▶ _What this task involves_:
Write out the material exactly. Do not include the pictures.

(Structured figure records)

:::::

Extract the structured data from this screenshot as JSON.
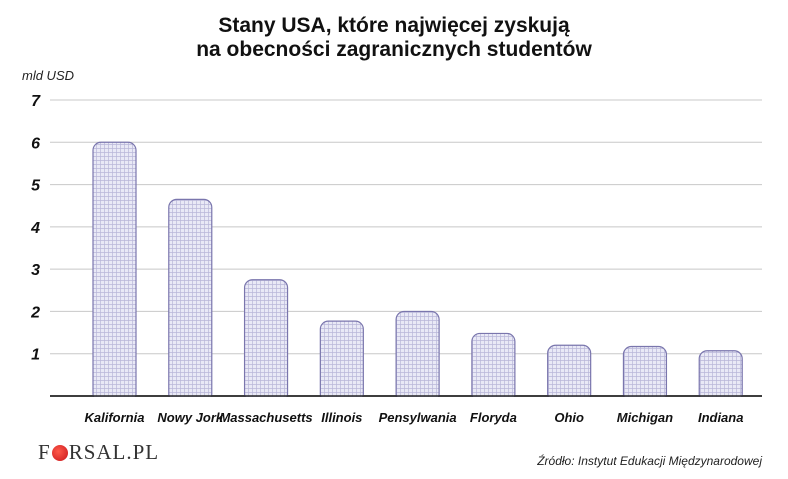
{
  "header": {
    "title_line1": "Stany USA, które najwięcej zyskują",
    "title_line2": "na obecności zagranicznych studentów"
  },
  "footer": {
    "logo_part1": "F",
    "logo_part2": "RSAL.PL",
    "source": "Źródło: Instytut Edukacji Międzynarodowej"
  },
  "chart_data": {
    "type": "bar",
    "title": "Stany USA, które najwięcej zyskują na obecności zagranicznych studentów",
    "ylabel": "mld USD",
    "xlabel": "",
    "ylim": [
      0,
      7
    ],
    "yticks": [
      1,
      2,
      3,
      4,
      5,
      6,
      7
    ],
    "grid": true,
    "categories": [
      "Kalifornia",
      "Nowy Jork",
      "Massachusetts",
      "Illinois",
      "Pensylwania",
      "Floryda",
      "Ohio",
      "Michigan",
      "Indiana"
    ],
    "values": [
      6.0,
      4.65,
      2.75,
      1.77,
      2.0,
      1.48,
      1.2,
      1.17,
      1.07
    ]
  },
  "colors": {
    "bar_fill": "#e9e9f6",
    "bar_stroke": "#7a76ad",
    "bar_hatch": "#b9b7d9",
    "grid": "#c8c8c8",
    "axis": "#222222"
  }
}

:::::

▶ _Exercise result_:
Extract the structured data from this screenshot as JSON.
{
  "header": {
    "title_line1": "Stany USA, które najwięcej zyskują",
    "title_line2": "na obecności zagranicznych studentów"
  },
  "footer": {
    "logo_part1": "F",
    "logo_part2": "RSAL.PL",
    "source": "Źródło: Instytut Edukacji Międzynarodowej"
  },
  "chart_data": {
    "type": "bar",
    "title": "Stany USA, które najwięcej zyskują na obecności zagranicznych studentów",
    "ylabel": "mld USD",
    "xlabel": "",
    "ylim": [
      0,
      7
    ],
    "yticks": [
      1,
      2,
      3,
      4,
      5,
      6,
      7
    ],
    "grid": true,
    "categories": [
      "Kalifornia",
      "Nowy Jork",
      "Massachusetts",
      "Illinois",
      "Pensylwania",
      "Floryda",
      "Ohio",
      "Michigan",
      "Indiana"
    ],
    "values": [
      6.0,
      4.65,
      2.75,
      1.77,
      2.0,
      1.48,
      1.2,
      1.17,
      1.07
    ]
  },
  "colors": {
    "bar_fill": "#e9e9f6",
    "bar_stroke": "#7a76ad",
    "bar_hatch": "#b9b7d9",
    "grid": "#c8c8c8",
    "axis": "#222222"
  }
}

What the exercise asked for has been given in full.